## begin Data in this exercise

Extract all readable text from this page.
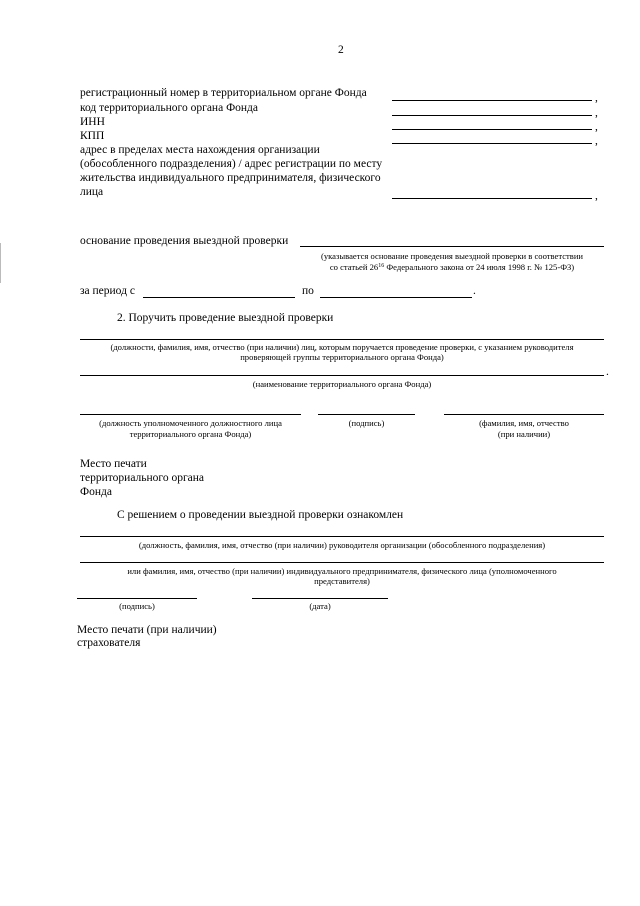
2
регистрационный номер в территориальном органе Фонда	,
код территориального органа Фонда	,
ИНН	,
КПП	,
адрес в пределах места нахождения организации
(обособленного подразделения) / адрес регистрации по месту
жительства индивидуального предпринимателя, физического
лица	,
основание проведения выездной проверки
(указывается основание проведения выездной проверки в соответствии
со статьей $26^{16}$ Федерального закона от 24 июля 1998 г. № 125-ФЗ)
за период с	по	.
2. Поручить проведение выездной проверки
(должности, фамилия, имя, отчество (при наличии) лиц, которым поручается проведение проверки, с указанием руководителя
проверяющей группы территориального органа Фонда)
.
(наименование территориального органа Фонда)
(должность уполномоченного должностного лица
территориального органа Фонда)
(подпись)	(фамилия, имя, отчество
(при наличии)
Место печати
территориального органа
Фонда
С решением о проведении выездной проверки ознакомлен
(должность, фамилия, имя, отчество (при наличии) руководителя организации (обособленного подразделения)
или фамилия, имя, отчество (при наличии) индивидуального предпринимателя, физического лица (уполномоченного
представителя)
(подпись)	(дата)
Место печати (при наличии)
страхователя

## end Data in this exercise

**Goal**
Go through the records and copy each line with "выездной" in it.

**Response**
основание проведения выездной проверки
(указывается основание проведения выездной проверки в соответствии
2. Поручить проведение выездной проверки
С решением о проведении выездной проверки ознакомлен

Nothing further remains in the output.